- STORED RECORDS:
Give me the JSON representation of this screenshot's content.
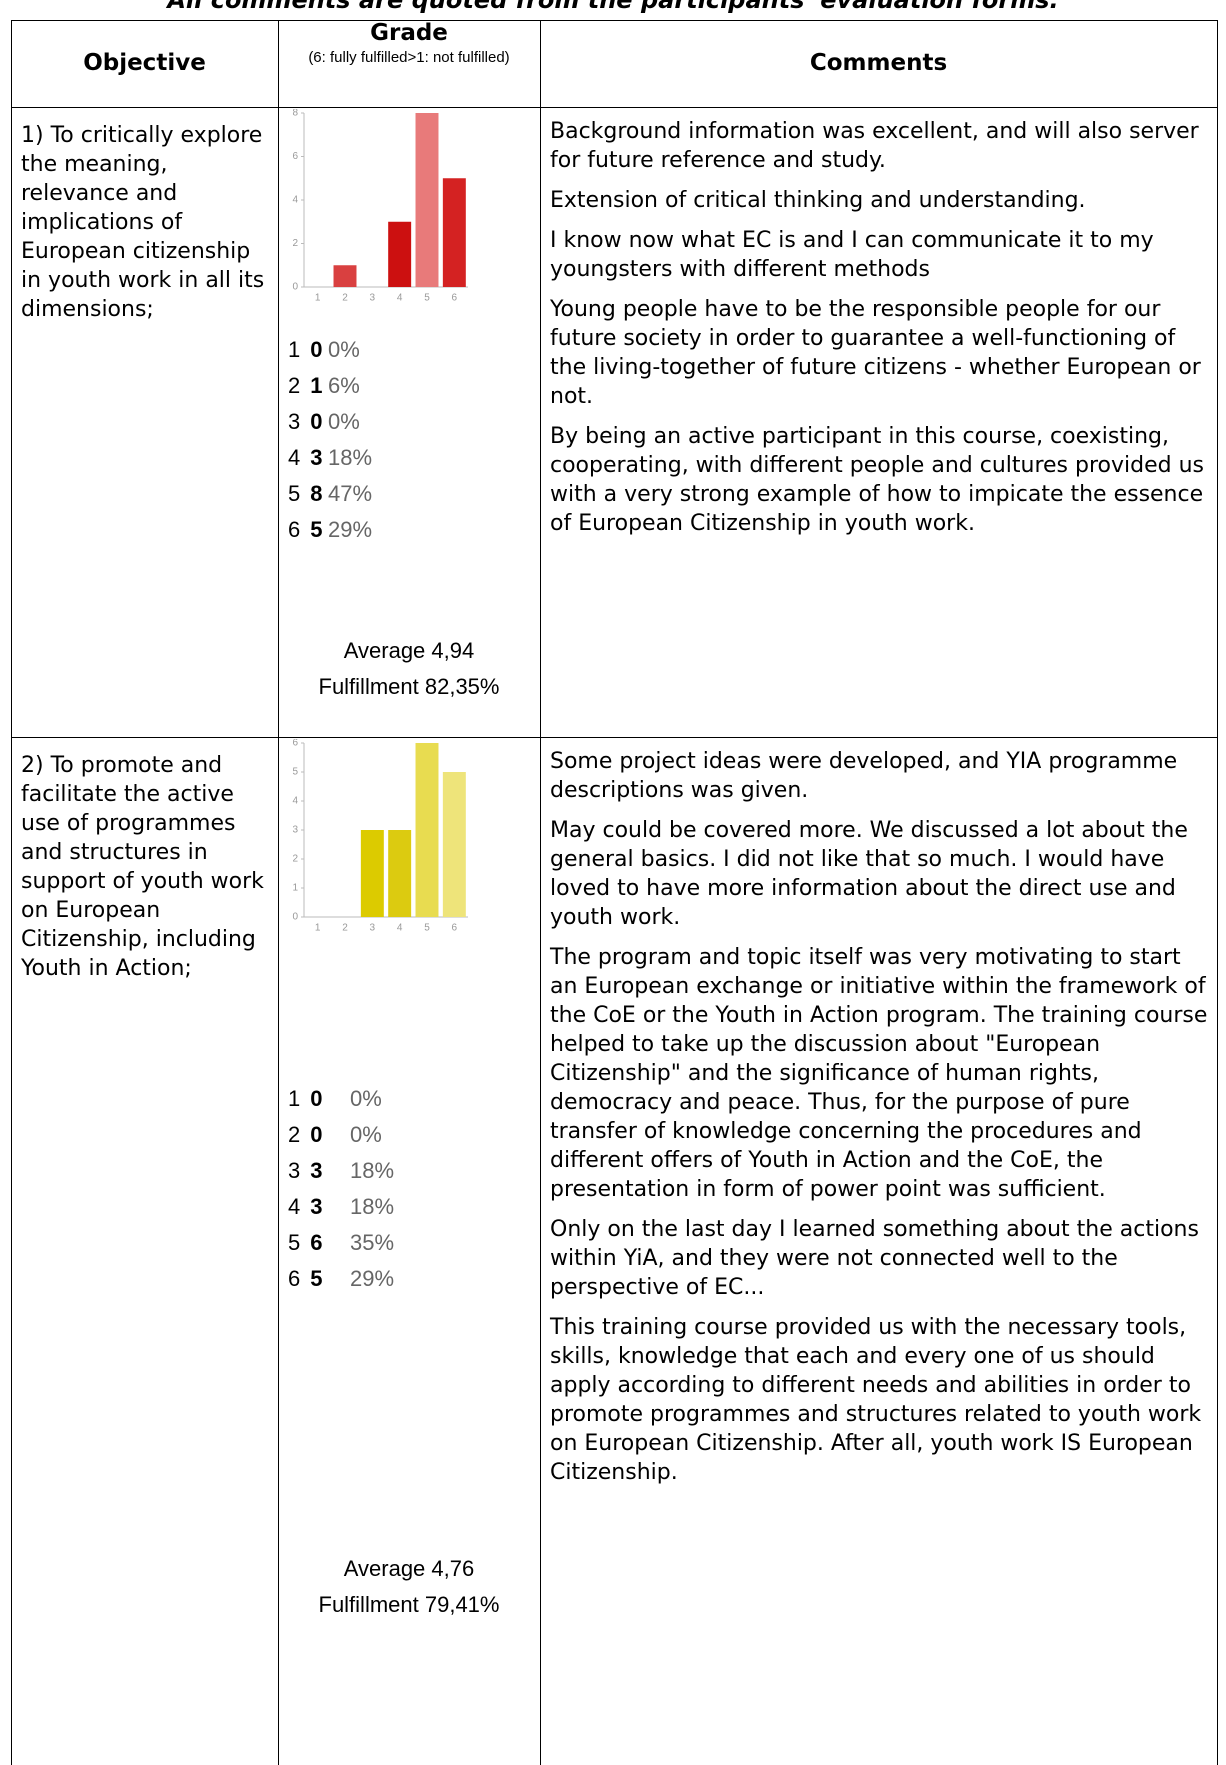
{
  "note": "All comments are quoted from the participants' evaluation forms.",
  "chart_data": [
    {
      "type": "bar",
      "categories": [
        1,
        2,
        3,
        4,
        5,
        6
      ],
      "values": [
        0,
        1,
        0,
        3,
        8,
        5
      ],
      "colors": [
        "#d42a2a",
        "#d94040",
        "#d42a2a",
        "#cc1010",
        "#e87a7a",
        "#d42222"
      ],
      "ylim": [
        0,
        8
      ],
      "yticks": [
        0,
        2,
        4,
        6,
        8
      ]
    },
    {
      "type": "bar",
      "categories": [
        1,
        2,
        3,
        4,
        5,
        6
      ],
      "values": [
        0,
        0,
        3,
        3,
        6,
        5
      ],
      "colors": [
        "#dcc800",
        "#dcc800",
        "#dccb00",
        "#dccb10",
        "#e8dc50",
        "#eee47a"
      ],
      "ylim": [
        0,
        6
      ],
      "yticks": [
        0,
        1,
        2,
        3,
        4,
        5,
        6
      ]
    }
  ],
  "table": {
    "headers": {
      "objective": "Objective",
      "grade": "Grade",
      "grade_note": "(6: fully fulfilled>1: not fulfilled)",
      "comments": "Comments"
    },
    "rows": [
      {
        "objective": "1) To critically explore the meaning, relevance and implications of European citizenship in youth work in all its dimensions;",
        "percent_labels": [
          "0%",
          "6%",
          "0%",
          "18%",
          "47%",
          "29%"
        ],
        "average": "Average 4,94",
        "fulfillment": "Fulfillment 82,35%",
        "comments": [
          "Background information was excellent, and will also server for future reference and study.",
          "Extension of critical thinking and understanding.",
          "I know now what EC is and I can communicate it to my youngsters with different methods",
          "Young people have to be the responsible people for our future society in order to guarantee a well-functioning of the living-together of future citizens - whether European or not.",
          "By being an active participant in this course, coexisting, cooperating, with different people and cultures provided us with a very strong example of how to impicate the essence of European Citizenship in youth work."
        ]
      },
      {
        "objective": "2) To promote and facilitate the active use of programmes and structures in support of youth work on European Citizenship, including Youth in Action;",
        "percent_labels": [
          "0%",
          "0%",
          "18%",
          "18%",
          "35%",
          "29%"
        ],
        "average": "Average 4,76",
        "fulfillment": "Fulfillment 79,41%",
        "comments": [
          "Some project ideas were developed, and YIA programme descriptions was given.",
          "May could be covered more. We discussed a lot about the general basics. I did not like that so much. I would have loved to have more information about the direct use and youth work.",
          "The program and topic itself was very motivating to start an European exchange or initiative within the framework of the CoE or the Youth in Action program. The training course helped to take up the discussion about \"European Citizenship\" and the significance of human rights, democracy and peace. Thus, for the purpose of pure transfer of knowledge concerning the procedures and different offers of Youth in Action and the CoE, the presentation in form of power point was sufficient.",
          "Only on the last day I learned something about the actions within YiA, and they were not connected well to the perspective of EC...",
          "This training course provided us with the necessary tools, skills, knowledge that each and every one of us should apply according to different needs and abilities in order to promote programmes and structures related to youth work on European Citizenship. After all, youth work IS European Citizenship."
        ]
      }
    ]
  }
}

- EXERCISE DESCRIPTION:
Leave the pictures out and print the records above exactly as they stand.

- ANSWER TO THIS TASK:
Give me the JSON representation of this screenshot's content.
{
  "note": "All comments are quoted from the participants' evaluation forms.",
  "chart_data": [
    {
      "type": "bar",
      "categories": [
        1,
        2,
        3,
        4,
        5,
        6
      ],
      "values": [
        0,
        1,
        0,
        3,
        8,
        5
      ],
      "colors": [
        "#d42a2a",
        "#d94040",
        "#d42a2a",
        "#cc1010",
        "#e87a7a",
        "#d42222"
      ],
      "ylim": [
        0,
        8
      ],
      "yticks": [
        0,
        2,
        4,
        6,
        8
      ]
    },
    {
      "type": "bar",
      "categories": [
        1,
        2,
        3,
        4,
        5,
        6
      ],
      "values": [
        0,
        0,
        3,
        3,
        6,
        5
      ],
      "colors": [
        "#dcc800",
        "#dcc800",
        "#dccb00",
        "#dccb10",
        "#e8dc50",
        "#eee47a"
      ],
      "ylim": [
        0,
        6
      ],
      "yticks": [
        0,
        1,
        2,
        3,
        4,
        5,
        6
      ]
    }
  ],
  "table": {
    "headers": {
      "objective": "Objective",
      "grade": "Grade",
      "grade_note": "(6: fully fulfilled>1: not fulfilled)",
      "comments": "Comments"
    },
    "rows": [
      {
        "objective": "1) To critically explore the meaning, relevance and implications of European citizenship in youth work in all its dimensions;",
        "percent_labels": [
          "0%",
          "6%",
          "0%",
          "18%",
          "47%",
          "29%"
        ],
        "average": "Average 4,94",
        "fulfillment": "Fulfillment 82,35%",
        "comments": [
          "Background information was excellent, and will also server for future reference and study.",
          "Extension of critical thinking and understanding.",
          "I know now what EC is and I can communicate it to my youngsters with different methods",
          "Young people have to be the responsible people for our future society in order to guarantee a well-functioning of the living-together of future citizens - whether European or not.",
          "By being an active participant in this course, coexisting, cooperating, with different people and cultures provided us with a very strong example of how to impicate the essence of European Citizenship in youth work."
        ]
      },
      {
        "objective": "2) To promote and facilitate the active use of programmes and structures in support of youth work on European Citizenship, including Youth in Action;",
        "percent_labels": [
          "0%",
          "0%",
          "18%",
          "18%",
          "35%",
          "29%"
        ],
        "average": "Average 4,76",
        "fulfillment": "Fulfillment 79,41%",
        "comments": [
          "Some project ideas were developed, and YIA programme descriptions was given.",
          "May could be covered more. We discussed a lot about the general basics. I did not like that so much. I would have loved to have more information about the direct use and youth work.",
          "The program and topic itself was very motivating to start an European exchange or initiative within the framework of the CoE or the Youth in Action program. The training course helped to take up the discussion about \"European Citizenship\" and the significance of human rights, democracy and peace. Thus, for the purpose of pure transfer of knowledge concerning the procedures and different offers of Youth in Action and the CoE, the presentation in form of power point was sufficient.",
          "Only on the last day I learned something about the actions within YiA, and they were not connected well to the perspective of EC...",
          "This training course provided us with the necessary tools, skills, knowledge that each and every one of us should apply according to different needs and abilities in order to promote programmes and structures related to youth work on European Citizenship. After all, youth work IS European Citizenship."
        ]
      }
    ]
  }
}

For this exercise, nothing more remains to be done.